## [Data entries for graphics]
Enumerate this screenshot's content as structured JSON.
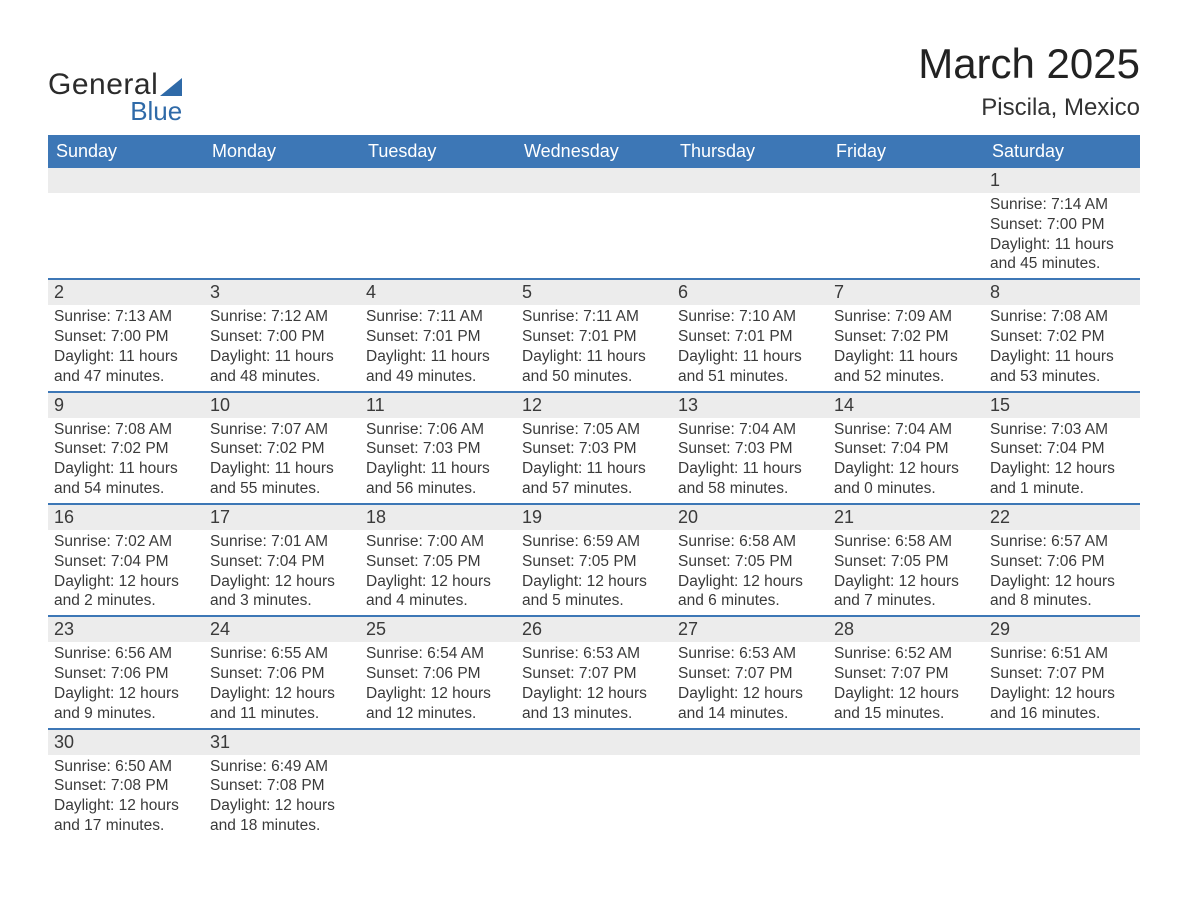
{
  "brand": {
    "word1": "General",
    "word2": "Blue",
    "accent_color": "#2f6aa8"
  },
  "title": "March 2025",
  "location": "Piscila, Mexico",
  "colors": {
    "header_bg": "#3d77b6",
    "header_text": "#ffffff",
    "daynum_bg": "#ececec",
    "row_border": "#3d77b6",
    "body_text": "#3a3a3a",
    "page_bg": "#ffffff"
  },
  "fonts": {
    "title_size_pt": 32,
    "location_size_pt": 18,
    "header_size_pt": 14,
    "cell_size_pt": 12
  },
  "day_headers": [
    "Sunday",
    "Monday",
    "Tuesday",
    "Wednesday",
    "Thursday",
    "Friday",
    "Saturday"
  ],
  "weeks": [
    [
      {
        "n": "",
        "sunrise": "",
        "sunset": "",
        "daylight": ""
      },
      {
        "n": "",
        "sunrise": "",
        "sunset": "",
        "daylight": ""
      },
      {
        "n": "",
        "sunrise": "",
        "sunset": "",
        "daylight": ""
      },
      {
        "n": "",
        "sunrise": "",
        "sunset": "",
        "daylight": ""
      },
      {
        "n": "",
        "sunrise": "",
        "sunset": "",
        "daylight": ""
      },
      {
        "n": "",
        "sunrise": "",
        "sunset": "",
        "daylight": ""
      },
      {
        "n": "1",
        "sunrise": "Sunrise: 7:14 AM",
        "sunset": "Sunset: 7:00 PM",
        "daylight": "Daylight: 11 hours and 45 minutes."
      }
    ],
    [
      {
        "n": "2",
        "sunrise": "Sunrise: 7:13 AM",
        "sunset": "Sunset: 7:00 PM",
        "daylight": "Daylight: 11 hours and 47 minutes."
      },
      {
        "n": "3",
        "sunrise": "Sunrise: 7:12 AM",
        "sunset": "Sunset: 7:00 PM",
        "daylight": "Daylight: 11 hours and 48 minutes."
      },
      {
        "n": "4",
        "sunrise": "Sunrise: 7:11 AM",
        "sunset": "Sunset: 7:01 PM",
        "daylight": "Daylight: 11 hours and 49 minutes."
      },
      {
        "n": "5",
        "sunrise": "Sunrise: 7:11 AM",
        "sunset": "Sunset: 7:01 PM",
        "daylight": "Daylight: 11 hours and 50 minutes."
      },
      {
        "n": "6",
        "sunrise": "Sunrise: 7:10 AM",
        "sunset": "Sunset: 7:01 PM",
        "daylight": "Daylight: 11 hours and 51 minutes."
      },
      {
        "n": "7",
        "sunrise": "Sunrise: 7:09 AM",
        "sunset": "Sunset: 7:02 PM",
        "daylight": "Daylight: 11 hours and 52 minutes."
      },
      {
        "n": "8",
        "sunrise": "Sunrise: 7:08 AM",
        "sunset": "Sunset: 7:02 PM",
        "daylight": "Daylight: 11 hours and 53 minutes."
      }
    ],
    [
      {
        "n": "9",
        "sunrise": "Sunrise: 7:08 AM",
        "sunset": "Sunset: 7:02 PM",
        "daylight": "Daylight: 11 hours and 54 minutes."
      },
      {
        "n": "10",
        "sunrise": "Sunrise: 7:07 AM",
        "sunset": "Sunset: 7:02 PM",
        "daylight": "Daylight: 11 hours and 55 minutes."
      },
      {
        "n": "11",
        "sunrise": "Sunrise: 7:06 AM",
        "sunset": "Sunset: 7:03 PM",
        "daylight": "Daylight: 11 hours and 56 minutes."
      },
      {
        "n": "12",
        "sunrise": "Sunrise: 7:05 AM",
        "sunset": "Sunset: 7:03 PM",
        "daylight": "Daylight: 11 hours and 57 minutes."
      },
      {
        "n": "13",
        "sunrise": "Sunrise: 7:04 AM",
        "sunset": "Sunset: 7:03 PM",
        "daylight": "Daylight: 11 hours and 58 minutes."
      },
      {
        "n": "14",
        "sunrise": "Sunrise: 7:04 AM",
        "sunset": "Sunset: 7:04 PM",
        "daylight": "Daylight: 12 hours and 0 minutes."
      },
      {
        "n": "15",
        "sunrise": "Sunrise: 7:03 AM",
        "sunset": "Sunset: 7:04 PM",
        "daylight": "Daylight: 12 hours and 1 minute."
      }
    ],
    [
      {
        "n": "16",
        "sunrise": "Sunrise: 7:02 AM",
        "sunset": "Sunset: 7:04 PM",
        "daylight": "Daylight: 12 hours and 2 minutes."
      },
      {
        "n": "17",
        "sunrise": "Sunrise: 7:01 AM",
        "sunset": "Sunset: 7:04 PM",
        "daylight": "Daylight: 12 hours and 3 minutes."
      },
      {
        "n": "18",
        "sunrise": "Sunrise: 7:00 AM",
        "sunset": "Sunset: 7:05 PM",
        "daylight": "Daylight: 12 hours and 4 minutes."
      },
      {
        "n": "19",
        "sunrise": "Sunrise: 6:59 AM",
        "sunset": "Sunset: 7:05 PM",
        "daylight": "Daylight: 12 hours and 5 minutes."
      },
      {
        "n": "20",
        "sunrise": "Sunrise: 6:58 AM",
        "sunset": "Sunset: 7:05 PM",
        "daylight": "Daylight: 12 hours and 6 minutes."
      },
      {
        "n": "21",
        "sunrise": "Sunrise: 6:58 AM",
        "sunset": "Sunset: 7:05 PM",
        "daylight": "Daylight: 12 hours and 7 minutes."
      },
      {
        "n": "22",
        "sunrise": "Sunrise: 6:57 AM",
        "sunset": "Sunset: 7:06 PM",
        "daylight": "Daylight: 12 hours and 8 minutes."
      }
    ],
    [
      {
        "n": "23",
        "sunrise": "Sunrise: 6:56 AM",
        "sunset": "Sunset: 7:06 PM",
        "daylight": "Daylight: 12 hours and 9 minutes."
      },
      {
        "n": "24",
        "sunrise": "Sunrise: 6:55 AM",
        "sunset": "Sunset: 7:06 PM",
        "daylight": "Daylight: 12 hours and 11 minutes."
      },
      {
        "n": "25",
        "sunrise": "Sunrise: 6:54 AM",
        "sunset": "Sunset: 7:06 PM",
        "daylight": "Daylight: 12 hours and 12 minutes."
      },
      {
        "n": "26",
        "sunrise": "Sunrise: 6:53 AM",
        "sunset": "Sunset: 7:07 PM",
        "daylight": "Daylight: 12 hours and 13 minutes."
      },
      {
        "n": "27",
        "sunrise": "Sunrise: 6:53 AM",
        "sunset": "Sunset: 7:07 PM",
        "daylight": "Daylight: 12 hours and 14 minutes."
      },
      {
        "n": "28",
        "sunrise": "Sunrise: 6:52 AM",
        "sunset": "Sunset: 7:07 PM",
        "daylight": "Daylight: 12 hours and 15 minutes."
      },
      {
        "n": "29",
        "sunrise": "Sunrise: 6:51 AM",
        "sunset": "Sunset: 7:07 PM",
        "daylight": "Daylight: 12 hours and 16 minutes."
      }
    ],
    [
      {
        "n": "30",
        "sunrise": "Sunrise: 6:50 AM",
        "sunset": "Sunset: 7:08 PM",
        "daylight": "Daylight: 12 hours and 17 minutes."
      },
      {
        "n": "31",
        "sunrise": "Sunrise: 6:49 AM",
        "sunset": "Sunset: 7:08 PM",
        "daylight": "Daylight: 12 hours and 18 minutes."
      },
      {
        "n": "",
        "sunrise": "",
        "sunset": "",
        "daylight": ""
      },
      {
        "n": "",
        "sunrise": "",
        "sunset": "",
        "daylight": ""
      },
      {
        "n": "",
        "sunrise": "",
        "sunset": "",
        "daylight": ""
      },
      {
        "n": "",
        "sunrise": "",
        "sunset": "",
        "daylight": ""
      },
      {
        "n": "",
        "sunrise": "",
        "sunset": "",
        "daylight": ""
      }
    ]
  ]
}
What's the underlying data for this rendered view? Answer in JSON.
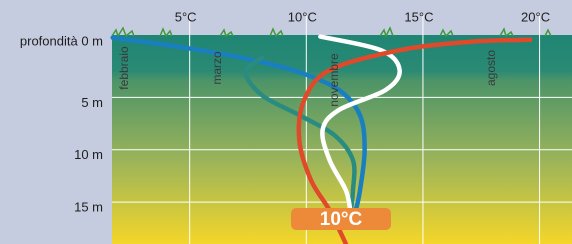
{
  "chart_data": {
    "type": "line",
    "xlim": [
      1.67,
      21.39
    ],
    "xticks": [
      {
        "value": 5,
        "label": "5°C"
      },
      {
        "value": 10,
        "label": "10°C"
      },
      {
        "value": 15,
        "label": "15°C"
      },
      {
        "value": 20,
        "label": "20°C"
      }
    ],
    "ylim": [
      19,
      -1
    ],
    "yticks": [
      {
        "value": 0,
        "label": "profondità 0 m"
      },
      {
        "value": 5,
        "label": "5 m"
      },
      {
        "value": 10,
        "label": "10 m"
      },
      {
        "value": 15,
        "label": "15 m"
      }
    ],
    "grid": true,
    "series": [
      {
        "name": "febbraio",
        "color": "#1a7fc1",
        "x": [
          1.7,
          4.6,
          7.2,
          9.7,
          11.4,
          12.3,
          12.5,
          12.3,
          12.1
        ],
        "values": [
          -0.7,
          0.2,
          1.2,
          2.6,
          4.3,
          6.7,
          10.0,
          13.9,
          16.0
        ]
      },
      {
        "name": "marzo",
        "color": "#2a8c80",
        "x": [
          8.1,
          7.4,
          8.1,
          9.7,
          11.2,
          12.0,
          12.0,
          11.9
        ],
        "values": [
          1.2,
          2.6,
          4.8,
          6.7,
          8.6,
          11.0,
          13.9,
          16.0
        ]
      },
      {
        "name": "novembre",
        "color": "#ffffff",
        "x": [
          10.6,
          13.2,
          14.0,
          13.4,
          11.4,
          10.7,
          11.0,
          11.7,
          11.9
        ],
        "values": [
          -0.8,
          0.5,
          2.4,
          4.3,
          6.2,
          8.1,
          11.0,
          13.9,
          16.0
        ]
      },
      {
        "name": "agosto",
        "color": "#e04a2a",
        "x": [
          19.6,
          17.0,
          14.0,
          11.0,
          9.9,
          9.7,
          10.2,
          11.0,
          11.7
        ],
        "values": [
          -0.5,
          -0.3,
          0.5,
          2.4,
          5.3,
          9.1,
          12.9,
          15.8,
          19.0
        ]
      }
    ],
    "badge": "10°C"
  }
}
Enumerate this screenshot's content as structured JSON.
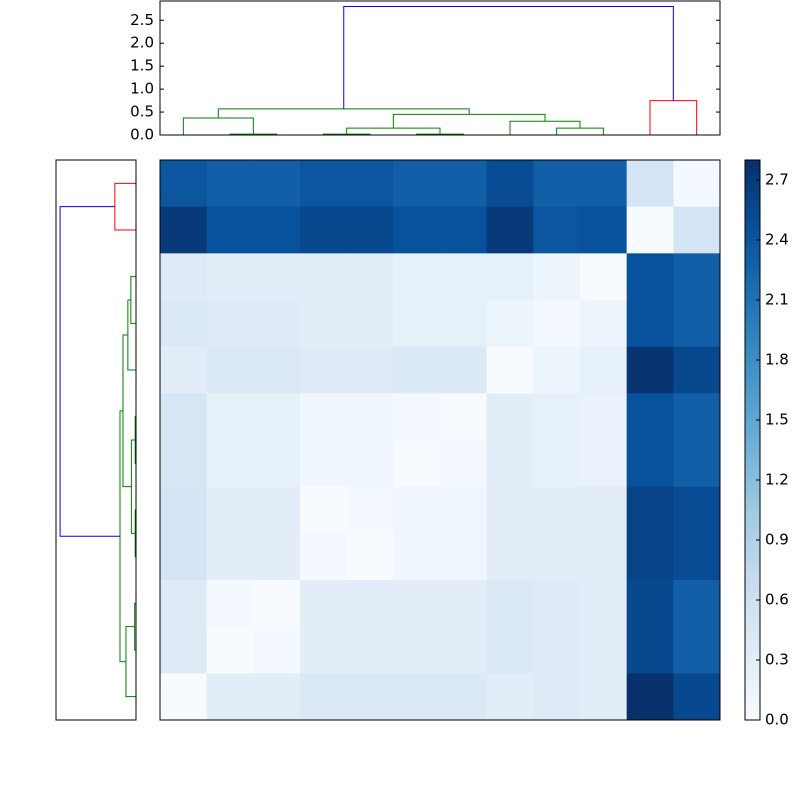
{
  "chart_data": [
    {
      "type": "dendrogram",
      "orientation": "top",
      "xlim": [
        0,
        120
      ],
      "ylim": [
        0,
        2.92
      ],
      "yticks": [
        {
          "value": 0,
          "label": "0.0"
        },
        0.5,
        {
          "value": 1,
          "label": "1.0"
        },
        1.5,
        {
          "value": 2,
          "label": "2.0"
        },
        2.5
      ],
      "icoord": [
        [
          15,
          15,
          25,
          25
        ],
        [
          5,
          5,
          20,
          20
        ],
        [
          35,
          35,
          45,
          45
        ],
        [
          55,
          55,
          65,
          65
        ],
        [
          40,
          40,
          60,
          60
        ],
        [
          85,
          85,
          95,
          95
        ],
        [
          75,
          75,
          90,
          90
        ],
        [
          50,
          50,
          82.5,
          82.5
        ],
        [
          12.5,
          12.5,
          66.25,
          66.25
        ],
        [
          105,
          105,
          115,
          115
        ],
        [
          39.375,
          39.375,
          110,
          110
        ]
      ],
      "dcoord": [
        [
          0,
          0.02,
          0.02,
          0
        ],
        [
          0,
          0.37,
          0.37,
          0.02
        ],
        [
          0,
          0.02,
          0.02,
          0
        ],
        [
          0,
          0.02,
          0.02,
          0
        ],
        [
          0.02,
          0.15,
          0.15,
          0.02
        ],
        [
          0,
          0.15,
          0.15,
          0
        ],
        [
          0,
          0.3,
          0.3,
          0.15
        ],
        [
          0.15,
          0.45,
          0.45,
          0.3
        ],
        [
          0.37,
          0.57,
          0.57,
          0.45
        ],
        [
          0,
          0.75,
          0.75,
          0
        ],
        [
          0.57,
          2.8,
          2.8,
          0.75
        ]
      ],
      "colors": [
        "#008000",
        "#008000",
        "#008000",
        "#008000",
        "#008000",
        "#008000",
        "#008000",
        "#008000",
        "#008000",
        "#ff0000",
        "#0000ff"
      ]
    },
    {
      "type": "dendrogram",
      "orientation": "left",
      "xlim": [
        2.95,
        0
      ],
      "ylim": [
        0,
        120
      ],
      "icoord": [
        [
          25,
          25,
          35,
          35
        ],
        [
          30,
          30,
          45,
          45
        ],
        [
          55,
          55,
          65,
          65
        ],
        [
          75,
          75,
          85,
          85
        ],
        [
          60,
          60,
          80,
          80
        ],
        [
          37.5,
          37.5,
          70,
          70
        ],
        [
          95,
          95,
          105,
          105
        ],
        [
          100,
          100,
          115,
          115
        ],
        [
          53.75,
          53.75,
          107.5,
          107.5
        ],
        [
          5,
          5,
          15,
          15
        ],
        [
          10,
          10,
          80.625,
          80.625
        ]
      ],
      "dcoord": [
        [
          0,
          0.19,
          0.19,
          0
        ],
        [
          0.19,
          0.3,
          0.3,
          0
        ],
        [
          0,
          0.03,
          0.03,
          0
        ],
        [
          0,
          0.03,
          0.03,
          0
        ],
        [
          0.03,
          0.17,
          0.17,
          0.03
        ],
        [
          0.3,
          0.48,
          0.48,
          0.17
        ],
        [
          0,
          0.05,
          0.05,
          0
        ],
        [
          0.05,
          0.37,
          0.37,
          0
        ],
        [
          0.48,
          0.59,
          0.59,
          0.37
        ],
        [
          0,
          0.78,
          0.78,
          0
        ],
        [
          0.78,
          2.8,
          2.8,
          0.59
        ]
      ],
      "colors": [
        "#008000",
        "#008000",
        "#008000",
        "#008000",
        "#008000",
        "#008000",
        "#008000",
        "#008000",
        "#008000",
        "#ff0000",
        "#0000ff"
      ]
    },
    {
      "type": "heatmap",
      "colormap": "Blues",
      "clim": [
        0,
        2.8
      ],
      "cticks": [
        {
          "value": 0,
          "label": "0.0"
        },
        0.3,
        0.6,
        0.9,
        1.2,
        1.5,
        1.8,
        2.1,
        2.4,
        2.7
      ],
      "values": [
        [
          2.4,
          2.3,
          2.3,
          2.4,
          2.4,
          2.3,
          2.3,
          2.5,
          2.3,
          2.3,
          0.5,
          0.05
        ],
        [
          2.7,
          2.45,
          2.45,
          2.55,
          2.55,
          2.45,
          2.45,
          2.7,
          2.4,
          2.45,
          0.0,
          0.5
        ],
        [
          0.35,
          0.3,
          0.3,
          0.3,
          0.3,
          0.25,
          0.25,
          0.25,
          0.15,
          0.0,
          2.45,
          2.3
        ],
        [
          0.4,
          0.35,
          0.35,
          0.3,
          0.3,
          0.25,
          0.25,
          0.15,
          0.05,
          0.15,
          2.45,
          2.3
        ],
        [
          0.3,
          0.4,
          0.4,
          0.35,
          0.35,
          0.4,
          0.4,
          0.0,
          0.15,
          0.25,
          2.75,
          2.55
        ],
        [
          0.45,
          0.25,
          0.25,
          0.1,
          0.1,
          0.05,
          0.0,
          0.3,
          0.25,
          0.2,
          2.45,
          2.3
        ],
        [
          0.45,
          0.25,
          0.25,
          0.1,
          0.1,
          0.0,
          0.05,
          0.3,
          0.25,
          0.2,
          2.45,
          2.3
        ],
        [
          0.5,
          0.3,
          0.3,
          0.0,
          0.05,
          0.1,
          0.1,
          0.3,
          0.3,
          0.3,
          2.6,
          2.5
        ],
        [
          0.5,
          0.3,
          0.3,
          0.05,
          0.0,
          0.1,
          0.1,
          0.3,
          0.3,
          0.3,
          2.6,
          2.5
        ],
        [
          0.35,
          0.05,
          0.0,
          0.3,
          0.3,
          0.3,
          0.3,
          0.4,
          0.35,
          0.3,
          2.55,
          2.3
        ],
        [
          0.35,
          0.0,
          0.05,
          0.3,
          0.3,
          0.3,
          0.3,
          0.4,
          0.35,
          0.3,
          2.55,
          2.3
        ],
        [
          0.0,
          0.3,
          0.3,
          0.4,
          0.4,
          0.4,
          0.4,
          0.3,
          0.35,
          0.3,
          2.8,
          2.55
        ]
      ]
    }
  ]
}
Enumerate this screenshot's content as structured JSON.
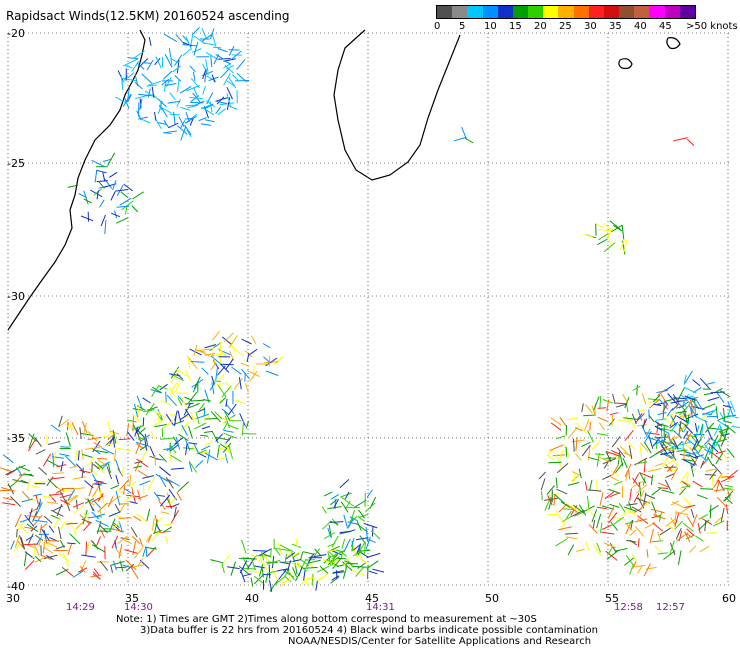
{
  "title": "Rapidsact Winds(12.5KM) 20160524 ascending",
  "legend": {
    "colors": [
      "#505050",
      "#8a8a8a",
      "#00c8ff",
      "#0090ff",
      "#1030c8",
      "#00a000",
      "#30d000",
      "#ffff00",
      "#ffb000",
      "#ff7000",
      "#ff2020",
      "#d01010",
      "#905030",
      "#c06040",
      "#ff00ff",
      "#c000c0",
      "#6000a0"
    ],
    "labels": [
      "0",
      "5",
      "10",
      "15",
      "20",
      "25",
      "30",
      "35",
      "40",
      "45",
      ">50 knots"
    ],
    "unit": "knots"
  },
  "axes": {
    "lat_labels": [
      "-20",
      "-25",
      "-30",
      "-35",
      "-40"
    ],
    "lon_labels": [
      "30",
      "35",
      "40",
      "45",
      "50",
      "55",
      "60"
    ],
    "lat_range": [
      -40,
      -20
    ],
    "lon_range": [
      30,
      60
    ],
    "grid": true
  },
  "time_labels": [
    "14:29",
    "14:30",
    "14:31",
    "12:58",
    "12:57"
  ],
  "notes": {
    "line1": "Note: 1) Times are GMT 2)Times along bottom correspond to measurement at ~30S",
    "line2": "3)Data buffer is 22 hrs from 20160524 4) Black wind barbs indicate possible contamination",
    "line3": "NOAA/NESDIS/Center for Satellite Applications and Research"
  },
  "icons": {
    "wind_barbs": "wind-barb-icon",
    "coastline": "coastline-icon"
  }
}
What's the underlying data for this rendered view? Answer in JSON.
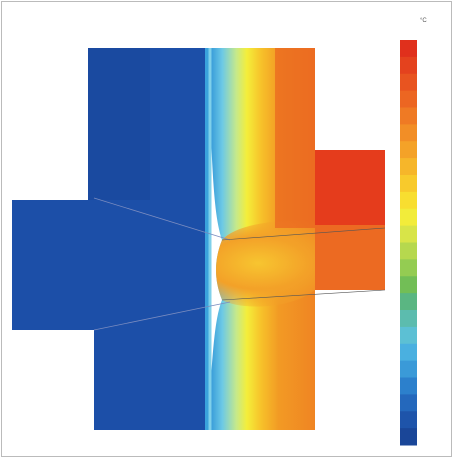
{
  "legend": {
    "unit": "°C"
  }
}
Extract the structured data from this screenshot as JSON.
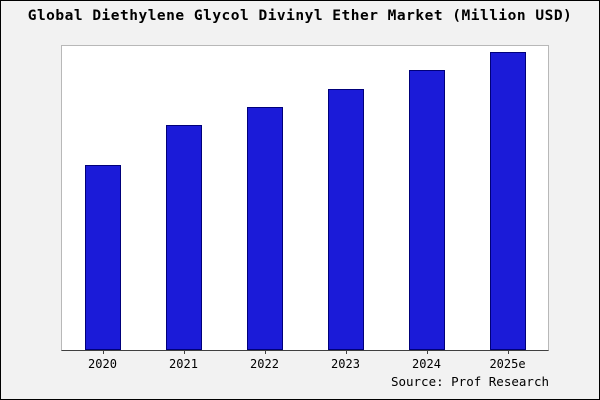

## [Given task]
Lines holding the word "type" in the entries above are the ones to pull out. Copy them all.

## [Task answer]
    "type": "line",
      "type": "dendrogram",
      "type": "dendrogram",
      "type": "heatmap",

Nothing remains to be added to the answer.